**What to do:**
Reading down the listing below, count the lines where the word "type" shows up, then give only that count.

======== Information supplied ========

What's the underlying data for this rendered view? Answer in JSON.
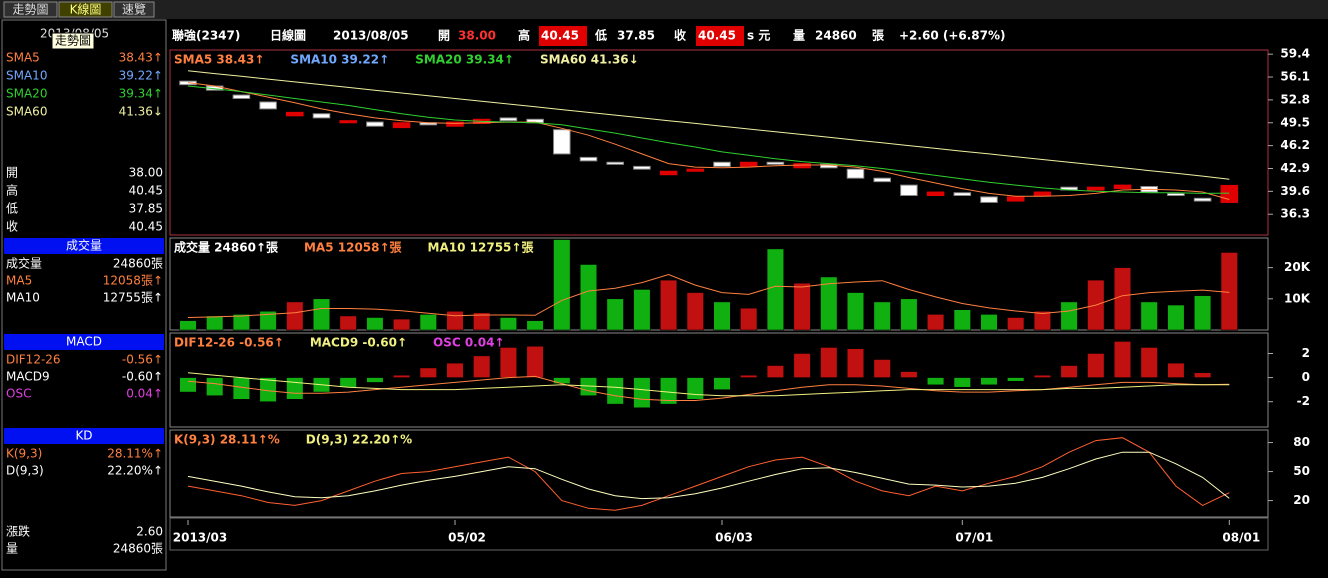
{
  "tabs": [
    "走勢圖",
    "K線圖",
    "速覽"
  ],
  "tooltip": "走勢圖",
  "header": {
    "name": "聯強(2347)",
    "period": "日線圖",
    "date": "2013/08/05",
    "open_label": "開",
    "open": "38.00",
    "high_label": "高",
    "high": "40.45",
    "low_label": "低",
    "low": "37.85",
    "close_label": "收",
    "close": "40.45",
    "unit": "s 元",
    "vol_label": "量",
    "vol": "24860",
    "vol_unit": "張",
    "change": "+2.60 (+6.87%)"
  },
  "left": {
    "date": "2013/08/05",
    "ma": [
      {
        "label": "SMA5",
        "value": "38.43↑",
        "color": "#ff8040"
      },
      {
        "label": "SMA10",
        "value": "39.22↑",
        "color": "#70a8ff"
      },
      {
        "label": "SMA20",
        "value": "39.34↑",
        "color": "#30d030"
      },
      {
        "label": "SMA60",
        "value": "41.36↓",
        "color": "#f0f0a0"
      }
    ],
    "ohlc": [
      {
        "label": "開",
        "value": "38.00"
      },
      {
        "label": "高",
        "value": "40.45"
      },
      {
        "label": "低",
        "value": "37.85"
      },
      {
        "label": "收",
        "value": "40.45"
      }
    ],
    "sections": [
      {
        "title": "成交量",
        "rows": [
          {
            "label": "成交量",
            "value": "24860張",
            "color": "#ffffff"
          },
          {
            "label": "MA5",
            "value": "12058張↑",
            "color": "#ff8040"
          },
          {
            "label": "MA10",
            "value": "12755張↑",
            "color": "#ffffff"
          }
        ]
      },
      {
        "title": "MACD",
        "rows": [
          {
            "label": "DIF12-26",
            "value": "-0.56↑",
            "color": "#ff8040"
          },
          {
            "label": "MACD9",
            "value": "-0.60↑",
            "color": "#ffffff"
          },
          {
            "label": "OSC",
            "value": "0.04↑",
            "color": "#e040e0"
          }
        ]
      },
      {
        "title": "KD",
        "rows": [
          {
            "label": "K(9,3)",
            "value": "28.11%↑",
            "color": "#ff8040"
          },
          {
            "label": "D(9,3)",
            "value": "22.20%↑",
            "color": "#ffffff"
          }
        ]
      }
    ],
    "footer": [
      {
        "label": "漲跌",
        "value": "2.60"
      },
      {
        "label": "量",
        "value": "24860張"
      }
    ]
  },
  "chart_data": [
    {
      "type": "candlestick",
      "legend": [
        {
          "label": "SMA5 38.43↑",
          "color": "#ff8040"
        },
        {
          "label": "SMA10 39.22↑",
          "color": "#70a8ff"
        },
        {
          "label": "SMA20 39.34↑",
          "color": "#30d030"
        },
        {
          "label": "SMA60 41.36↓",
          "color": "#f0f0a0"
        }
      ],
      "categories": [
        "2013/03",
        null,
        null,
        null,
        null,
        null,
        null,
        null,
        null,
        null,
        "05/02",
        null,
        null,
        null,
        null,
        null,
        null,
        null,
        null,
        null,
        "06/03",
        null,
        null,
        null,
        null,
        null,
        null,
        null,
        null,
        "07/01",
        null,
        null,
        null,
        null,
        null,
        null,
        null,
        null,
        null,
        "08/01"
      ],
      "open": [
        55.5,
        54.8,
        53.5,
        52.5,
        50.5,
        50.8,
        49.5,
        49.6,
        48.8,
        49.5,
        49.0,
        49.4,
        50.2,
        50.0,
        48.5,
        44.5,
        43.8,
        43.2,
        42.0,
        42.5,
        43.8,
        43.2,
        43.8,
        43.0,
        43.5,
        42.8,
        41.5,
        40.5,
        39.0,
        39.4,
        38.8,
        38.2,
        39.0,
        40.2,
        39.8,
        40.0,
        40.3,
        39.3,
        38.6,
        38.0
      ],
      "close": [
        55.0,
        54.2,
        53.0,
        51.5,
        51.0,
        50.2,
        49.8,
        49.0,
        49.5,
        49.2,
        49.6,
        50.0,
        49.8,
        49.5,
        45.0,
        44.0,
        43.5,
        42.8,
        42.5,
        42.8,
        43.2,
        43.8,
        43.5,
        43.6,
        43.0,
        41.5,
        41.0,
        39.0,
        39.5,
        39.0,
        38.0,
        38.8,
        39.5,
        39.8,
        40.2,
        40.5,
        39.5,
        39.0,
        38.2,
        40.45
      ],
      "up_color": "#e00000",
      "down_color": "#ffffff",
      "series": [
        {
          "name": "SMA5",
          "color": "#ff8040",
          "values": [
            55.3,
            54.8,
            54.0,
            53.2,
            52.4,
            51.5,
            50.8,
            50.2,
            49.8,
            49.5,
            49.4,
            49.5,
            49.6,
            49.6,
            48.7,
            47.7,
            46.4,
            45.0,
            43.6,
            43.1,
            43.0,
            43.1,
            43.3,
            43.4,
            43.4,
            43.1,
            42.5,
            41.6,
            40.8,
            40.0,
            39.3,
            38.9,
            38.9,
            39.0,
            39.3,
            39.8,
            39.9,
            39.8,
            39.5,
            38.43
          ]
        },
        {
          "name": "SMA20",
          "color": "#30d030",
          "values": [
            54.8,
            54.4,
            54.0,
            53.5,
            53.0,
            52.5,
            52.0,
            51.4,
            50.8,
            50.3,
            49.9,
            49.7,
            49.6,
            49.5,
            49.2,
            48.6,
            48.0,
            47.3,
            46.6,
            46.0,
            45.3,
            44.8,
            44.3,
            43.9,
            43.6,
            43.3,
            42.9,
            42.4,
            41.9,
            41.4,
            40.9,
            40.5,
            40.1,
            39.8,
            39.6,
            39.5,
            39.4,
            39.4,
            39.3,
            39.34
          ]
        },
        {
          "name": "SMA60",
          "color": "#f0f0a0",
          "values": [
            57.0,
            56.6,
            56.2,
            55.8,
            55.4,
            55.0,
            54.6,
            54.2,
            53.8,
            53.4,
            53.0,
            52.6,
            52.2,
            51.8,
            51.4,
            51.0,
            50.6,
            50.2,
            49.8,
            49.4,
            49.0,
            48.6,
            48.2,
            47.8,
            47.4,
            47.0,
            46.6,
            46.2,
            45.8,
            45.4,
            45.0,
            44.6,
            44.2,
            43.8,
            43.4,
            43.0,
            42.6,
            42.2,
            41.8,
            41.36
          ]
        }
      ],
      "ylim": [
        33.3,
        60
      ],
      "yticks": [
        59.4,
        56.1,
        52.8,
        49.5,
        46.2,
        42.9,
        39.6,
        36.3
      ]
    },
    {
      "type": "volume",
      "legend": [
        {
          "label": "成交量 24860↑張",
          "color": "#ffffff"
        },
        {
          "label": "MA5 12058↑張",
          "color": "#ff8040"
        },
        {
          "label": "MA10 12755↑張",
          "color": "#f0f080"
        }
      ],
      "values": [
        3000,
        4500,
        5000,
        6000,
        9000,
        10000,
        4500,
        4000,
        3500,
        5000,
        6000,
        5500,
        4000,
        3000,
        29000,
        21000,
        10000,
        13000,
        16000,
        12000,
        9000,
        7000,
        26000,
        15000,
        17000,
        12000,
        9000,
        10000,
        5000,
        6500,
        5000,
        4000,
        6000,
        9000,
        16000,
        20000,
        9000,
        8000,
        11000,
        24860
      ],
      "up_color": "#c01010",
      "down_color": "#10b010",
      "series": [
        {
          "name": "MA5",
          "color": "#ff8040",
          "values": [
            4000,
            4200,
            4500,
            5000,
            5500,
            6900,
            6900,
            6700,
            6200,
            5400,
            4600,
            4800,
            4800,
            4700,
            9500,
            12500,
            13400,
            15200,
            17800,
            14400,
            12000,
            11400,
            14000,
            13800,
            14800,
            15400,
            15800,
            13000,
            10600,
            8500,
            7100,
            6100,
            5300,
            6100,
            8000,
            11000,
            12000,
            12400,
            12800,
            12058
          ]
        }
      ],
      "ylim": [
        0,
        29500
      ],
      "yticks": [
        {
          "value": 10000,
          "label": "10K"
        },
        {
          "value": 20000,
          "label": "20K"
        }
      ]
    },
    {
      "type": "macd",
      "legend": [
        {
          "label": "DIF12-26 -0.56↑",
          "color": "#ff8040"
        },
        {
          "label": "MACD9 -0.60↑",
          "color": "#f0f080"
        },
        {
          "label": "OSC 0.04↑",
          "color": "#e040e0"
        }
      ],
      "values": [
        -1.2,
        -1.5,
        -1.8,
        -2.0,
        -1.8,
        -1.2,
        -0.8,
        -0.4,
        0.2,
        0.8,
        1.2,
        1.8,
        2.5,
        2.6,
        -0.5,
        -1.5,
        -2.2,
        -2.5,
        -2.2,
        -1.8,
        -1.0,
        0.2,
        1.0,
        2.0,
        2.5,
        2.4,
        1.5,
        0.5,
        -0.6,
        -0.8,
        -0.6,
        -0.3,
        0.2,
        1.0,
        2.0,
        3.0,
        2.5,
        1.2,
        0.4,
        0.04
      ],
      "up_color": "#c01010",
      "down_color": "#10b010",
      "series": [
        {
          "name": "DIF12-26",
          "color": "#ff8040",
          "values": [
            -0.3,
            -0.5,
            -0.8,
            -1.1,
            -1.3,
            -1.3,
            -1.2,
            -1.0,
            -0.8,
            -0.6,
            -0.4,
            -0.2,
            0.0,
            0.1,
            -0.5,
            -1.1,
            -1.5,
            -1.8,
            -1.9,
            -1.9,
            -1.7,
            -1.4,
            -1.1,
            -0.8,
            -0.6,
            -0.6,
            -0.7,
            -0.9,
            -1.1,
            -1.2,
            -1.2,
            -1.1,
            -1.0,
            -0.8,
            -0.6,
            -0.4,
            -0.4,
            -0.5,
            -0.6,
            -0.56
          ]
        },
        {
          "name": "MACD9",
          "color": "#f0f080",
          "values": [
            0.4,
            0.2,
            0.0,
            -0.2,
            -0.4,
            -0.6,
            -0.8,
            -0.9,
            -1.0,
            -1.0,
            -1.0,
            -0.9,
            -0.8,
            -0.7,
            -0.6,
            -0.7,
            -0.8,
            -1.0,
            -1.2,
            -1.4,
            -1.5,
            -1.5,
            -1.5,
            -1.4,
            -1.3,
            -1.2,
            -1.1,
            -1.0,
            -1.0,
            -1.0,
            -1.0,
            -1.0,
            -1.0,
            -0.9,
            -0.9,
            -0.8,
            -0.7,
            -0.6,
            -0.6,
            -0.6
          ]
        }
      ],
      "ylim": [
        -4.1,
        3.7
      ],
      "yticks": [
        2,
        0,
        -2
      ]
    },
    {
      "type": "kd",
      "legend": [
        {
          "label": "K(9,3) 28.11↑%",
          "color": "#ff8040"
        },
        {
          "label": "D(9,3) 22.20↑%",
          "color": "#f0f080"
        }
      ],
      "series": [
        {
          "name": "K(9,3)",
          "color": "#ff6030",
          "values": [
            35,
            30,
            25,
            18,
            15,
            20,
            30,
            40,
            48,
            50,
            55,
            60,
            65,
            50,
            20,
            12,
            10,
            15,
            25,
            35,
            45,
            55,
            62,
            65,
            55,
            40,
            30,
            25,
            35,
            30,
            38,
            45,
            55,
            70,
            82,
            85,
            70,
            35,
            15,
            28.11
          ]
        },
        {
          "name": "D(9,3)",
          "color": "#ffffc0",
          "values": [
            45,
            40,
            35,
            29,
            24,
            23,
            25,
            30,
            36,
            41,
            45,
            50,
            55,
            53,
            42,
            32,
            25,
            22,
            23,
            27,
            33,
            40,
            47,
            53,
            54,
            49,
            43,
            37,
            36,
            34,
            35,
            38,
            44,
            53,
            63,
            70,
            70,
            58,
            44,
            22.2
          ]
        }
      ],
      "ylim": [
        3,
        93
      ],
      "yticks": [
        80,
        50,
        20
      ]
    }
  ]
}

========

**Exercise solution:**
4